What needs to be done
The required result is an exact copy of the lines beginning at the line that contains "Transcribe the text in this document." and ending at the last line of the material below.

*** Begin section ***

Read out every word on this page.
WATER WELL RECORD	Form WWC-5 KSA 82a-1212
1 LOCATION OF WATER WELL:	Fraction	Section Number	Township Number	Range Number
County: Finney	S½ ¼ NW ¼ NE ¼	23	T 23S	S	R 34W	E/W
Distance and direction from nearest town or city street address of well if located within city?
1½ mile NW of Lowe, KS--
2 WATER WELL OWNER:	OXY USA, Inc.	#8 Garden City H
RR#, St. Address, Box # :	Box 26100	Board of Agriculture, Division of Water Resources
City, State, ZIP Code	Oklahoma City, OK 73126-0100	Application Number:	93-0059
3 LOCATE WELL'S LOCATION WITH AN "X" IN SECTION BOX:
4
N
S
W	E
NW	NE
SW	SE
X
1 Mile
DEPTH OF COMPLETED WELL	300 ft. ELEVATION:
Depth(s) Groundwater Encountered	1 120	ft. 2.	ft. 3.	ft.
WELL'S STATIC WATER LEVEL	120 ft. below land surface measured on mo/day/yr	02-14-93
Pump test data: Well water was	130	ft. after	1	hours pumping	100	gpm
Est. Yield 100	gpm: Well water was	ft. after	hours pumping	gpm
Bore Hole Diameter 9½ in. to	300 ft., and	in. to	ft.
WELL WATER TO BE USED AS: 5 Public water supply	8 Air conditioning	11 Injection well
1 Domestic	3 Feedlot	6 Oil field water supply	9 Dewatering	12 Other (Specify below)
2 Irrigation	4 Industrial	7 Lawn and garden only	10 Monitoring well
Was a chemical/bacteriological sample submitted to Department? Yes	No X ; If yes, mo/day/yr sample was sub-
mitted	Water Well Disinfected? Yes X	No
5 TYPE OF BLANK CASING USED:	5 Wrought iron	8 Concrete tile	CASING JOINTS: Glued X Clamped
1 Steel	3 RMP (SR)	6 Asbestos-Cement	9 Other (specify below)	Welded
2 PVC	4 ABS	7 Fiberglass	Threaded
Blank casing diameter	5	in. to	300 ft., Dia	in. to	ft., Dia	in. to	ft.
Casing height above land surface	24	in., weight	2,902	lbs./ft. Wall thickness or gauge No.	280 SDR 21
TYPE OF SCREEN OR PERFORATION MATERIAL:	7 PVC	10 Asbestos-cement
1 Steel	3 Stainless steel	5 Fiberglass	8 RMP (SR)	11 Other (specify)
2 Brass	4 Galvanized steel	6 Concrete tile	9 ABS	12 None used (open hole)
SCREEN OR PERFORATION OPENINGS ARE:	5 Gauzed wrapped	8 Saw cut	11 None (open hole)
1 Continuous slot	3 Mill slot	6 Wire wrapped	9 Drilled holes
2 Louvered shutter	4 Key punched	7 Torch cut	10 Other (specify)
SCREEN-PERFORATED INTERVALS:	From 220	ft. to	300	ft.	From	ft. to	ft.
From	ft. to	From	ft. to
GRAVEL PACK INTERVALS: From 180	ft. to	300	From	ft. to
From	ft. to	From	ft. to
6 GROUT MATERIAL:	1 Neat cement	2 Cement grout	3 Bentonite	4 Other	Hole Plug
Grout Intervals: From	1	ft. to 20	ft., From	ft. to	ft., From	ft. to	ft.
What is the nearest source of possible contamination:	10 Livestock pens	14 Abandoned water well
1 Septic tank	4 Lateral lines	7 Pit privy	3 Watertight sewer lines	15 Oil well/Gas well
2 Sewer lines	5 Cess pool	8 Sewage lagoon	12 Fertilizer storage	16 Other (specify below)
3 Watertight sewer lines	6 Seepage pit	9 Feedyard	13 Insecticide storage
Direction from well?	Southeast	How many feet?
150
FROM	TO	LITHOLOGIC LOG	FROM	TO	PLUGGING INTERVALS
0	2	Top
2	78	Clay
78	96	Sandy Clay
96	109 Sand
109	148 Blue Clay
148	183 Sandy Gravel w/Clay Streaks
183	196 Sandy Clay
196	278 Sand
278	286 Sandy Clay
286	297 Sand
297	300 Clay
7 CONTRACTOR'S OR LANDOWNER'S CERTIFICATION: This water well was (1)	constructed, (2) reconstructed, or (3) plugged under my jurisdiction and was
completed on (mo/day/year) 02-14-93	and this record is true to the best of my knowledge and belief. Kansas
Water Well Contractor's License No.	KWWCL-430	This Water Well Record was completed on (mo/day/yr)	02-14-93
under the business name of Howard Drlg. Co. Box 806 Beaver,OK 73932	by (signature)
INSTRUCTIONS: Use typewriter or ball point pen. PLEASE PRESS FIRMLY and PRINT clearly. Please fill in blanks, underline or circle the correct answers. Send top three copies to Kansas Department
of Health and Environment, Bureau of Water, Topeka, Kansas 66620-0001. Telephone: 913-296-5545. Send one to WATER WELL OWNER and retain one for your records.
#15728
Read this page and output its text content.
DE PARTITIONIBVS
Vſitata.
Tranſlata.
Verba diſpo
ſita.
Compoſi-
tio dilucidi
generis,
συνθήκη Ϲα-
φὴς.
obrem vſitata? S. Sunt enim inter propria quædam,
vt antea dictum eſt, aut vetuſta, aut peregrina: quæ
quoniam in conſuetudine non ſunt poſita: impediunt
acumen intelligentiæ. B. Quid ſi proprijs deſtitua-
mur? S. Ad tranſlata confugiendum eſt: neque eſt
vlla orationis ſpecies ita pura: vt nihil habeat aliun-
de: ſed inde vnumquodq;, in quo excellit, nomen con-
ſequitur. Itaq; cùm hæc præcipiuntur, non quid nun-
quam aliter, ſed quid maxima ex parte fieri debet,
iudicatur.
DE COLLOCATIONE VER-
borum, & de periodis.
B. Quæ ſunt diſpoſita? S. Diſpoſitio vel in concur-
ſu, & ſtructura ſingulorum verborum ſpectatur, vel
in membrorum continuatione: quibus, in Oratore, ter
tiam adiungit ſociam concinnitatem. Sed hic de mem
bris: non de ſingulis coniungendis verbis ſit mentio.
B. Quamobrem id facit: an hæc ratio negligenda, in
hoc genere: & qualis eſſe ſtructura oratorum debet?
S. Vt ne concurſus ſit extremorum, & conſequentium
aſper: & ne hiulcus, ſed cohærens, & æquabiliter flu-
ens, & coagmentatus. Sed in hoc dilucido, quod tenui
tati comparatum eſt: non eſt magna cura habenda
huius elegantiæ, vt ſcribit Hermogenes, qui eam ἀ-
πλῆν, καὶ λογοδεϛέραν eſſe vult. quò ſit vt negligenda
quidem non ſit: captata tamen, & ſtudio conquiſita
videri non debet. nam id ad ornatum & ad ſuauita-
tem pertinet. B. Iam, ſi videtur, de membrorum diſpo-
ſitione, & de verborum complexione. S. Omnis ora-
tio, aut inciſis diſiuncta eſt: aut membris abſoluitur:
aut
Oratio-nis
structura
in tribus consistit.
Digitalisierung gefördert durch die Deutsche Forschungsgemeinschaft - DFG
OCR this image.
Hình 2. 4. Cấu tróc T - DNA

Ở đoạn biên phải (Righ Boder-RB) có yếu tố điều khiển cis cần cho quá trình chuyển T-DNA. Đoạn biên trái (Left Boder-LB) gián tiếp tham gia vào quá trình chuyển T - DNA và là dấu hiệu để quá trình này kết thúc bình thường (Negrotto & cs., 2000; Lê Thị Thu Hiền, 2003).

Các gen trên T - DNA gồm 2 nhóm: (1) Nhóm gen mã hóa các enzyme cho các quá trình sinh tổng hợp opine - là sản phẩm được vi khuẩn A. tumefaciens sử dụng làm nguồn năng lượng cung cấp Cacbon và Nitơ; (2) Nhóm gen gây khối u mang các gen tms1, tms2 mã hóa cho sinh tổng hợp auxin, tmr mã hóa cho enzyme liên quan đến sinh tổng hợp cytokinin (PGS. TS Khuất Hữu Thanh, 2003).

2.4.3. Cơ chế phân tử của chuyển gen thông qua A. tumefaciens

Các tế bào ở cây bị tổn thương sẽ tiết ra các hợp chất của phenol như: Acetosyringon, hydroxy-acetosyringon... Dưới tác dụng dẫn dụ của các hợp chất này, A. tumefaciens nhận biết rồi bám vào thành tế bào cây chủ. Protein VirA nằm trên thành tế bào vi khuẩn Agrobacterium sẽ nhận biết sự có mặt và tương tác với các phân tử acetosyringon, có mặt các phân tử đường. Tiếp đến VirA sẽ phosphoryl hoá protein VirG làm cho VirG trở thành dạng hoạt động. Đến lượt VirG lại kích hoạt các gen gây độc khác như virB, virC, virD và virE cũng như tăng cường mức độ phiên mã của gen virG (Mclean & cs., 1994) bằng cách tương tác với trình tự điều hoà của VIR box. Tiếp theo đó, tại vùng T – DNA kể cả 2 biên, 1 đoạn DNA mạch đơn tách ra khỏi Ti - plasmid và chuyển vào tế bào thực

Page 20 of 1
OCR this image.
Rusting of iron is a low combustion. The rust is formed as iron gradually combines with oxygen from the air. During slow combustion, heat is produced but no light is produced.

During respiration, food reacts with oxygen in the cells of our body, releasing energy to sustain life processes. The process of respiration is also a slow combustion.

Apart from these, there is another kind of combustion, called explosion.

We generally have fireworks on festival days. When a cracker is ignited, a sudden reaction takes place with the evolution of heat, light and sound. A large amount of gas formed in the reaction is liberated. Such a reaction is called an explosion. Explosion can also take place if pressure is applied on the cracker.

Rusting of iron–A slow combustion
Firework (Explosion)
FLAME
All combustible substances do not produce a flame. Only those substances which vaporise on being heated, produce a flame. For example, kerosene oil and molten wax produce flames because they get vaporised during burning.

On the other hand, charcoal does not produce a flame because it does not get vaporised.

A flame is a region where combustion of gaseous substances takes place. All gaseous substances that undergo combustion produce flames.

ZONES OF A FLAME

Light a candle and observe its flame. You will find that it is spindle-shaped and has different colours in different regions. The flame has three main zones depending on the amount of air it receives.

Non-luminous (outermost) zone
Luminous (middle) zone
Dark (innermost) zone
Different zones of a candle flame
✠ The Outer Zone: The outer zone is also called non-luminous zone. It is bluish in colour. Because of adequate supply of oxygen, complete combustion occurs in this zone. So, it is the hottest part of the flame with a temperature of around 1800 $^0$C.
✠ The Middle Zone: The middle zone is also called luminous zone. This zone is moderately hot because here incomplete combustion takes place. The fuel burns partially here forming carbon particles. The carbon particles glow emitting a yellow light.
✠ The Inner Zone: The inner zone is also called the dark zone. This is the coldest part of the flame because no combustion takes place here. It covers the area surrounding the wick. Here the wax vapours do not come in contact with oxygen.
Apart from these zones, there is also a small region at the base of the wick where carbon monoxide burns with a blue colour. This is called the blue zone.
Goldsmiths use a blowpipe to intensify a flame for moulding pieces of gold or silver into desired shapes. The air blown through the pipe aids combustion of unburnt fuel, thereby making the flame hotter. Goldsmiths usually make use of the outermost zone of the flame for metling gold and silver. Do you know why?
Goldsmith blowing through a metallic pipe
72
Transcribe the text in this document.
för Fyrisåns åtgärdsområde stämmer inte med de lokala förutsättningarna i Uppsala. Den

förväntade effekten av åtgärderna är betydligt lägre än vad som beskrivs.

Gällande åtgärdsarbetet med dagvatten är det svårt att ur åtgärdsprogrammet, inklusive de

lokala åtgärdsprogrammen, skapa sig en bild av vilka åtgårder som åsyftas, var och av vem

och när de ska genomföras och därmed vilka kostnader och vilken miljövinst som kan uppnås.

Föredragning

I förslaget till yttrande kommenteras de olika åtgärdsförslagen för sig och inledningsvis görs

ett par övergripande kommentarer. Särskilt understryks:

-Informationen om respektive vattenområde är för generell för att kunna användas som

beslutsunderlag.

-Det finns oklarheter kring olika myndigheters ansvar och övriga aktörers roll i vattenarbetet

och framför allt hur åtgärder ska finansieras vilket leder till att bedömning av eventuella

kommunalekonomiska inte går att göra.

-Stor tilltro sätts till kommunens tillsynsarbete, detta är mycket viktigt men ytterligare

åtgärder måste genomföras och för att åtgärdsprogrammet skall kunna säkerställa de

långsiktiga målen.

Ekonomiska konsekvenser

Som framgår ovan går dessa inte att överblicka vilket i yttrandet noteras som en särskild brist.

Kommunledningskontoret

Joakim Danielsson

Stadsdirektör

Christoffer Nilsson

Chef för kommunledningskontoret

*** End section ***

Your response
Transcribe the text in this document.
för Fyrisåns åtgärdsområde stämmer inte med de lokala förutsättningarna i Uppsala. Den

förväntade effekten av åtgärderna är betydligt lägre än vad som beskrivs.

Gällande åtgärdsarbetet med dagvatten är det svårt att ur åtgärdsprogrammet, inklusive de

lokala åtgärdsprogrammen, skapa sig en bild av vilka åtgårder som åsyftas, var och av vem

och när de ska genomföras och därmed vilka kostnader och vilken miljövinst som kan uppnås.

Föredragning

I förslaget till yttrande kommenteras de olika åtgärdsförslagen för sig och inledningsvis görs

ett par övergripande kommentarer. Särskilt understryks:

-Informationen om respektive vattenområde är för generell för att kunna användas som

beslutsunderlag.

-Det finns oklarheter kring olika myndigheters ansvar och övriga aktörers roll i vattenarbetet

och framför allt hur åtgärder ska finansieras vilket leder till att bedömning av eventuella

kommunalekonomiska inte går att göra.

-Stor tilltro sätts till kommunens tillsynsarbete, detta är mycket viktigt men ytterligare

åtgärder måste genomföras och för att åtgärdsprogrammet skall kunna säkerställa de

långsiktiga målen.

Ekonomiska konsekvenser

Som framgår ovan går dessa inte att överblicka vilket i yttrandet noteras som en särskild brist.

Kommunledningskontoret

Joakim Danielsson

Stadsdirektör

Christoffer Nilsson

Chef för kommunledningskontoret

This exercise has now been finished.